# Page extract
________________________

Personal information
- Full name: Pier Miqueas Barrios
- Date of birth: July 1, 1990 (age 35)
- Place of birth: Córdoba, Argentina
- Height: 1.80 m (5 ft 11 in)
- Position: Centre-back

Team information
- Current team: Colón

Youth career
- 2005–2008: CA Belgrano

Senior career*
- Years: Team / Apps / (Gls)
- 2008–2017: CA Belgrano / 131 / (1)
- 2010–2011: → Anderlecht (loan) / 0 / (0)
- 2013: → Gimnasia de Jujuy (loan) / 19 / (0)
- 2016–2017: → Ferro Carril Oeste (loan) / 31 / (1)
- 2018–2019: Atlético Tucumán / 3 / (27)
- 2019–2021: San Martín T. / 2 / (0)
- 2021–2022: Quilmes / 41 / (3)
- 2022–2025: Godoy Cruz / 96 / (3)
- 2025–2026: Melgar / 30 / (1)

________________________

Records from a data source
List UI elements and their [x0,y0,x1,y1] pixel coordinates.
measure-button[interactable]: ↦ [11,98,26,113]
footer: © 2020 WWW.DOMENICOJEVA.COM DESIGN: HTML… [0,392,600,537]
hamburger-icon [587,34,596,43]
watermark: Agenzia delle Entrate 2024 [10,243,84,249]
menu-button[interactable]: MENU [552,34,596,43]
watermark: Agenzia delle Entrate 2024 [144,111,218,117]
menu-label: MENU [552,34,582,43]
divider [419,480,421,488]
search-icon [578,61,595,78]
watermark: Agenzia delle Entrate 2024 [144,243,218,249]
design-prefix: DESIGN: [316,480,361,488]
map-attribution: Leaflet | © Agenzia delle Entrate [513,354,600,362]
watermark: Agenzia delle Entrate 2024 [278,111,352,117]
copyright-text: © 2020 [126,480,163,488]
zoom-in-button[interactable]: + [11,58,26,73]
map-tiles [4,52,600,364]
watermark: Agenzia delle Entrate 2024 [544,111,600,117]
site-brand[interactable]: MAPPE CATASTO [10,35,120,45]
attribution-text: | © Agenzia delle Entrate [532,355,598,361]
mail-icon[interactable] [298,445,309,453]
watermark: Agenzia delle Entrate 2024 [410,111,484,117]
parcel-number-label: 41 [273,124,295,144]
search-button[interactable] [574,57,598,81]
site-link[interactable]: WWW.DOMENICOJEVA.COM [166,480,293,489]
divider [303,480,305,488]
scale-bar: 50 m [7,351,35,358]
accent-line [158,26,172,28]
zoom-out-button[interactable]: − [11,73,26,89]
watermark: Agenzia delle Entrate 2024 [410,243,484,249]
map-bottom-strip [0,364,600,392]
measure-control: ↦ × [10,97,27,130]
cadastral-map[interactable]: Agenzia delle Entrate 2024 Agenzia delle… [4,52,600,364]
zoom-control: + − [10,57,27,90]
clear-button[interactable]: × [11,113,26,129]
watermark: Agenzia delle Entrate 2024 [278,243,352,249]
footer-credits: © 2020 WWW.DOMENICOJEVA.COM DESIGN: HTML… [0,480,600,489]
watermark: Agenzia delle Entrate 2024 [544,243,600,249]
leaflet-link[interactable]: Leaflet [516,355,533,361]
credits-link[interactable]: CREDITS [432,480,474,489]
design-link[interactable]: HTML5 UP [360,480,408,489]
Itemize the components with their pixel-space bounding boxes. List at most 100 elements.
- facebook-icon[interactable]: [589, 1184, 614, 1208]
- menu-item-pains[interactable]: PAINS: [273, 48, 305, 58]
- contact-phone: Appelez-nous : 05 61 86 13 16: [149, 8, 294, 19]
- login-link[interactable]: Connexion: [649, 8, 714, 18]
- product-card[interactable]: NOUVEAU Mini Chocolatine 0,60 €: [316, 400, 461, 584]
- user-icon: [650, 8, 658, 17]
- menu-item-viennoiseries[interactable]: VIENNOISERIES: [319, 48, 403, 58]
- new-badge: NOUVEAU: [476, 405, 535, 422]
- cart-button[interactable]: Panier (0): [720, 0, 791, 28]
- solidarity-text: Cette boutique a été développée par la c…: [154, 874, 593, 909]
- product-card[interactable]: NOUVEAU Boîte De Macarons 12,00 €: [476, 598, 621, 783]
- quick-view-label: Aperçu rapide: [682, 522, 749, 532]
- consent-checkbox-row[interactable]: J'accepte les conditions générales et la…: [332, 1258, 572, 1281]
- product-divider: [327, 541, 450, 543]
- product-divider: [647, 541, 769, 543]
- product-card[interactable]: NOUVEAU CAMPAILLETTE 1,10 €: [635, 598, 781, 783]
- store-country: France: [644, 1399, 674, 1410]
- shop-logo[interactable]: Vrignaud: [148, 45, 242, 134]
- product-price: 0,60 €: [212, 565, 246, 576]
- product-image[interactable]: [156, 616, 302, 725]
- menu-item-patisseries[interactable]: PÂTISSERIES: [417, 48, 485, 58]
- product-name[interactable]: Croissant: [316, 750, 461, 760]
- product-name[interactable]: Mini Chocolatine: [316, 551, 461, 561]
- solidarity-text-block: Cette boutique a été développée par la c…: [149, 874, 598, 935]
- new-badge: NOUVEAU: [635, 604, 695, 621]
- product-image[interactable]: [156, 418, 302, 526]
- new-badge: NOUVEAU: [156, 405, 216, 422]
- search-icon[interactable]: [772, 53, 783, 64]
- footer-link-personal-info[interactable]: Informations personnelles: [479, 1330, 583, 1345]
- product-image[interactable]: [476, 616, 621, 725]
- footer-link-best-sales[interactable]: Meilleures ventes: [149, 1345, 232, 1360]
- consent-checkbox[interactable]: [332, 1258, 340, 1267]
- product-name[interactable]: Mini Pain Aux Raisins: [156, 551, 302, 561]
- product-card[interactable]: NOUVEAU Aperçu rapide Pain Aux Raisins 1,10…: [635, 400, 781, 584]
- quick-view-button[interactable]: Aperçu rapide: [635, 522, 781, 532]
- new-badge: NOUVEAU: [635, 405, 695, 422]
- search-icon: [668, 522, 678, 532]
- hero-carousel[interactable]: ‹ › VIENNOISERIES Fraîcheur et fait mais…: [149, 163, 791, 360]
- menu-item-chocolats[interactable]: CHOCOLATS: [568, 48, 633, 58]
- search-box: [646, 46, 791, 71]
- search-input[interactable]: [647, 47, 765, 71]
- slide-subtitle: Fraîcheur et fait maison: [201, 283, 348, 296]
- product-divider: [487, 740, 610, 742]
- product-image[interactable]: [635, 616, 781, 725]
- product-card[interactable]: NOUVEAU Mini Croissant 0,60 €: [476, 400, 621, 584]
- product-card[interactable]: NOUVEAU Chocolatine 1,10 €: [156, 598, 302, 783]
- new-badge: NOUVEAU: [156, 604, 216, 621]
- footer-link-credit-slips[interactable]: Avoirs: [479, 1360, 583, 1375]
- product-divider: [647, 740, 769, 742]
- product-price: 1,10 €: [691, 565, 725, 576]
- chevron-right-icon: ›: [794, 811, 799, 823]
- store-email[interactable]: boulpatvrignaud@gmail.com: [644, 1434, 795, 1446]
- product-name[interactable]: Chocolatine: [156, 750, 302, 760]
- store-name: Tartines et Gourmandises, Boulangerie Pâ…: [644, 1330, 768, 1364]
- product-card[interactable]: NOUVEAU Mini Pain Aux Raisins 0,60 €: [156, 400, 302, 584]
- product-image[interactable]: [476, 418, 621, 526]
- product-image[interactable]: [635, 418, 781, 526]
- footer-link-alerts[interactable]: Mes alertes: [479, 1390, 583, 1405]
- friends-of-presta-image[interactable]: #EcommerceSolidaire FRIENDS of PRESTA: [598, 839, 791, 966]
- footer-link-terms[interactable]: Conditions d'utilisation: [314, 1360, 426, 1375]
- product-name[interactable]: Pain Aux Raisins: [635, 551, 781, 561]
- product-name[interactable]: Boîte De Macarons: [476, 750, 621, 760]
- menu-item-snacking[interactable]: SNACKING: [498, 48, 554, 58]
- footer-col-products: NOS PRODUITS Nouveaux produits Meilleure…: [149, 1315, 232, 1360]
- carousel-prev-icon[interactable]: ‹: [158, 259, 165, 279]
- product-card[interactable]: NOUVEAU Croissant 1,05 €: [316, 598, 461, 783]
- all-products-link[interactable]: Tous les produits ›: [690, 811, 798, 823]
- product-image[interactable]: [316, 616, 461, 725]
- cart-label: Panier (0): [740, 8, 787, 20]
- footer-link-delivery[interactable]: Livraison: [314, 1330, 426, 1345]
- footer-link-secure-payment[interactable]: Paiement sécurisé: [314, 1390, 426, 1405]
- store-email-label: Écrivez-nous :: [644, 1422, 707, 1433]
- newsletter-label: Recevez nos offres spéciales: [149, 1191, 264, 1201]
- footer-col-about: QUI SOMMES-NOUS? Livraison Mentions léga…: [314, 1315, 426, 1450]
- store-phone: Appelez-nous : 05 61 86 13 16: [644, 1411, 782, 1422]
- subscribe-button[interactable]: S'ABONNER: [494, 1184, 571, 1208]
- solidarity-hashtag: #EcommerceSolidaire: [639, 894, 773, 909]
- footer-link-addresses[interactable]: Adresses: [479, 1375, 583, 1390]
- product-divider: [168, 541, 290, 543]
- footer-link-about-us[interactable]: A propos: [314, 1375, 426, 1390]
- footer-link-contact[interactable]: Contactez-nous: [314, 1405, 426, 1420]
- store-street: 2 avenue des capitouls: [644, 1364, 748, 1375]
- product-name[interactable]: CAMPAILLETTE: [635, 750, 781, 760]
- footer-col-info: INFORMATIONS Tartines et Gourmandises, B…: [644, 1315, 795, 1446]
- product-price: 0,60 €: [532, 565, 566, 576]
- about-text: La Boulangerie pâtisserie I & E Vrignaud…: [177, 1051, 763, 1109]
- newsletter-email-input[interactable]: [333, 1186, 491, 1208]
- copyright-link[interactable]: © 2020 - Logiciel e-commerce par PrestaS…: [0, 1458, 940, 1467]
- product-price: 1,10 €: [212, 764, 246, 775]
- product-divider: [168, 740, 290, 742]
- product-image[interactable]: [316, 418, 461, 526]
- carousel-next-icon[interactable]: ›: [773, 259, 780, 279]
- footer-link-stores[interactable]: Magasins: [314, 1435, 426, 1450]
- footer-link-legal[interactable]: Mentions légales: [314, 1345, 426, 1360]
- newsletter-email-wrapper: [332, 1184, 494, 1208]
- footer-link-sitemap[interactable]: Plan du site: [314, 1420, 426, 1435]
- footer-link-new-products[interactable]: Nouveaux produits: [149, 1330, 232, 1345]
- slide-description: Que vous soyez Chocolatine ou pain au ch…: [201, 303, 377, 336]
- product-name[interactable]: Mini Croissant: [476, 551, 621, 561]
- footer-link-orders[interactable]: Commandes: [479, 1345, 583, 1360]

________________________

# Problems to solve
1. In the player profile, swap "Córdoba" for "Rosario" and write out the passage from "Personal information" to "(5 ft 11 in)".
2. What position does the player profile list for Pier Miqueas Barrios?
Rely on the text alone for this work.

# Exercise responses
1.
Personal information
- Full name: Pier Miqueas Barrios
- Date of birth: July 1, 1990 (age 35)
- Place of birth: Rosario, Argentina
- Height: 1.80 m (5 ft 11 in)

2. Centre-back